### What the exercise asks
Set down each entry from the block beneath, exactly as written.
== Data to use
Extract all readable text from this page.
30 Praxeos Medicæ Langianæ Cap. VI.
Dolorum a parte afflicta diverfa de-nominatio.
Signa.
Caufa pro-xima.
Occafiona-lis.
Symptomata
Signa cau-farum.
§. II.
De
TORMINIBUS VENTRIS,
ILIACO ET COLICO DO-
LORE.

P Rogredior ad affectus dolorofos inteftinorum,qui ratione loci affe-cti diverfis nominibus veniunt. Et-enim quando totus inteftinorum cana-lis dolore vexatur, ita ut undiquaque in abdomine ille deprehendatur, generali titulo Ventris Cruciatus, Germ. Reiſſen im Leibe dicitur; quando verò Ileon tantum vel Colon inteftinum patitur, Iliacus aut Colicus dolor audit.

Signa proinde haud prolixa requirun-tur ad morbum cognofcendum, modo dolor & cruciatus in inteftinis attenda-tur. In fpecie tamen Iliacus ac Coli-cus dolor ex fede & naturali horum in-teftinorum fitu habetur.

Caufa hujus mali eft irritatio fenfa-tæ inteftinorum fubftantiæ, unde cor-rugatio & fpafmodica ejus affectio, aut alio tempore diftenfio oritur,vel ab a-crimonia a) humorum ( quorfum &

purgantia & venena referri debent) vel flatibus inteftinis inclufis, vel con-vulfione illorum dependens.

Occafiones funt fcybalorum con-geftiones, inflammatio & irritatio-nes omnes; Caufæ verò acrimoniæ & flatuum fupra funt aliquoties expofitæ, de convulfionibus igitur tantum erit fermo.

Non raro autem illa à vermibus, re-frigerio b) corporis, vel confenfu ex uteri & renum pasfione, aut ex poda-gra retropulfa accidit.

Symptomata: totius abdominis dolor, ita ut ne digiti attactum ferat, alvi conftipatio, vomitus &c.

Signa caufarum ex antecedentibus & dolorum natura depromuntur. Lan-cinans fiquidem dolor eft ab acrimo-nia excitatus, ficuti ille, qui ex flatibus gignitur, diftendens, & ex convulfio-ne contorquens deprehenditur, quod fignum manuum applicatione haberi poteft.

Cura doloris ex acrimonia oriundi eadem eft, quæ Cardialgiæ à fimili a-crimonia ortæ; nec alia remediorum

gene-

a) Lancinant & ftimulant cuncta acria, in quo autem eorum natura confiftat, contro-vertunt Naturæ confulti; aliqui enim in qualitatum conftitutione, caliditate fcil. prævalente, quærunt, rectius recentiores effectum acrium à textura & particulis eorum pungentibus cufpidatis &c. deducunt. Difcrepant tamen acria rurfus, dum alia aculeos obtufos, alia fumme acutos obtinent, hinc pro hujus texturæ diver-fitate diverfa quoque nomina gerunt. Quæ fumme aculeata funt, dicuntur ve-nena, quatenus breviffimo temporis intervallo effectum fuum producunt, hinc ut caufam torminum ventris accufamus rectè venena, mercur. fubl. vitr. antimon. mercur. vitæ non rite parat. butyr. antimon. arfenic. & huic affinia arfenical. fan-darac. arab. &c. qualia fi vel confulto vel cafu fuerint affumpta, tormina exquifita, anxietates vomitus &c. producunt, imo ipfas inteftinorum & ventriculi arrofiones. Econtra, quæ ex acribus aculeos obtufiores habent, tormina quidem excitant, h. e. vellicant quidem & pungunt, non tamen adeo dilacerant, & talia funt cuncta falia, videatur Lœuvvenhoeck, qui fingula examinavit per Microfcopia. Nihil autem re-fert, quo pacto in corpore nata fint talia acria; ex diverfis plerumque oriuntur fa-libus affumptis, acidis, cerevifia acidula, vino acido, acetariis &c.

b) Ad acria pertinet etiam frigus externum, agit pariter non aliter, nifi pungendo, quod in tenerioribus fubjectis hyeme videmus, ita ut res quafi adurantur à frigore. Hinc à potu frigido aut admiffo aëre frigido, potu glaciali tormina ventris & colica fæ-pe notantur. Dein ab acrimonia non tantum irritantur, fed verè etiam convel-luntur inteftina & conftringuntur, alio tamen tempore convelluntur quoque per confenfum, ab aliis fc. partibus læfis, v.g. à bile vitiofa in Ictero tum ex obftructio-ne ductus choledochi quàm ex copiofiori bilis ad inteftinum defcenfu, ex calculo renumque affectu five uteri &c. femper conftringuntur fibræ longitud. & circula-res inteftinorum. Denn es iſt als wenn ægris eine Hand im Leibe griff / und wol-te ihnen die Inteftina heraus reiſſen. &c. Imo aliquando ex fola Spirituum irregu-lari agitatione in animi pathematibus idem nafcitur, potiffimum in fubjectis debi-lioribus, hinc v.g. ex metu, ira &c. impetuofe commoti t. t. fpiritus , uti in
====
### Exercise solution
Extract all readable text from this page.
30 Praxeos Medicæ Langianæ Cap. VI.
Dolorum a parte afflicta diverfa de-nominatio.
Signa.
Caufa pro-xima.
Occafiona-lis.
Symptomata
Signa cau-farum.
§. II.
De
TORMINIBUS VENTRIS,
ILIACO ET COLICO DO-
LORE.

P Rogredior ad affectus dolorofos inteftinorum,qui ratione loci affe-cti diverfis nominibus veniunt. Et-enim quando totus inteftinorum cana-lis dolore vexatur, ita ut undiquaque in abdomine ille deprehendatur, generali titulo Ventris Cruciatus, Germ. Reiſſen im Leibe dicitur; quando verò Ileon tantum vel Colon inteftinum patitur, Iliacus aut Colicus dolor audit.

Signa proinde haud prolixa requirun-tur ad morbum cognofcendum, modo dolor & cruciatus in inteftinis attenda-tur. In fpecie tamen Iliacus ac Coli-cus dolor ex fede & naturali horum in-teftinorum fitu habetur.

Caufa hujus mali eft irritatio fenfa-tæ inteftinorum fubftantiæ, unde cor-rugatio & fpafmodica ejus affectio, aut alio tempore diftenfio oritur,vel ab a-crimonia a) humorum ( quorfum &

purgantia & venena referri debent) vel flatibus inteftinis inclufis, vel con-vulfione illorum dependens.

Occafiones funt fcybalorum con-geftiones, inflammatio & irritatio-nes omnes; Caufæ verò acrimoniæ & flatuum fupra funt aliquoties expofitæ, de convulfionibus igitur tantum erit fermo.

Non raro autem illa à vermibus, re-frigerio b) corporis, vel confenfu ex uteri & renum pasfione, aut ex poda-gra retropulfa accidit.

Symptomata: totius abdominis dolor, ita ut ne digiti attactum ferat, alvi conftipatio, vomitus &c.

Signa caufarum ex antecedentibus & dolorum natura depromuntur. Lan-cinans fiquidem dolor eft ab acrimo-nia excitatus, ficuti ille, qui ex flatibus gignitur, diftendens, & ex convulfio-ne contorquens deprehenditur, quod fignum manuum applicatione haberi poteft.

Cura doloris ex acrimonia oriundi eadem eft, quæ Cardialgiæ à fimili a-crimonia ortæ; nec alia remediorum

gene-

a) Lancinant & ftimulant cuncta acria, in quo autem eorum natura confiftat, contro-vertunt Naturæ confulti; aliqui enim in qualitatum conftitutione, caliditate fcil. prævalente, quærunt, rectius recentiores effectum acrium à textura & particulis eorum pungentibus cufpidatis &c. deducunt. Difcrepant tamen acria rurfus, dum alia aculeos obtufos, alia fumme acutos obtinent, hinc pro hujus texturæ diver-fitate diverfa quoque nomina gerunt. Quæ fumme aculeata funt, dicuntur ve-nena, quatenus breviffimo temporis intervallo effectum fuum producunt, hinc ut caufam torminum ventris accufamus rectè venena, mercur. fubl. vitr. antimon. mercur. vitæ non rite parat. butyr. antimon. arfenic. & huic affinia arfenical. fan-darac. arab. &c. qualia fi vel confulto vel cafu fuerint affumpta, tormina exquifita, anxietates vomitus &c. producunt, imo ipfas inteftinorum & ventriculi arrofiones. Econtra, quæ ex acribus aculeos obtufiores habent, tormina quidem excitant, h. e. vellicant quidem & pungunt, non tamen adeo dilacerant, & talia funt cuncta falia, videatur Lœuvvenhoeck, qui fingula examinavit per Microfcopia. Nihil autem re-fert, quo pacto in corpore nata fint talia acria; ex diverfis plerumque oriuntur fa-libus affumptis, acidis, cerevifia acidula, vino acido, acetariis &c.

b) Ad acria pertinet etiam frigus externum, agit pariter non aliter, nifi pungendo, quod in tenerioribus fubjectis hyeme videmus, ita ut res quafi adurantur à frigore. Hinc à potu frigido aut admiffo aëre frigido, potu glaciali tormina ventris & colica fæ-pe notantur. Dein ab acrimonia non tantum irritantur, fed verè etiam convel-luntur inteftina & conftringuntur, alio tamen tempore convelluntur quoque per confenfum, ab aliis fc. partibus læfis, v.g. à bile vitiofa in Ictero tum ex obftructio-ne ductus choledochi quàm ex copiofiori bilis ad inteftinum defcenfu, ex calculo renumque affectu five uteri &c. femper conftringuntur fibræ longitud. & circula-res inteftinorum. Denn es iſt als wenn ægris eine Hand im Leibe griff / und wol-te ihnen die Inteftina heraus reiſſen. &c. Imo aliquando ex fola Spirituum irregu-lari agitatione in animi pathematibus idem nafcitur, potiffimum in fubjectis debi-lioribus, hinc v.g. ex metu, ira &c. impetuofe commoti t. t. fpiritus , uti in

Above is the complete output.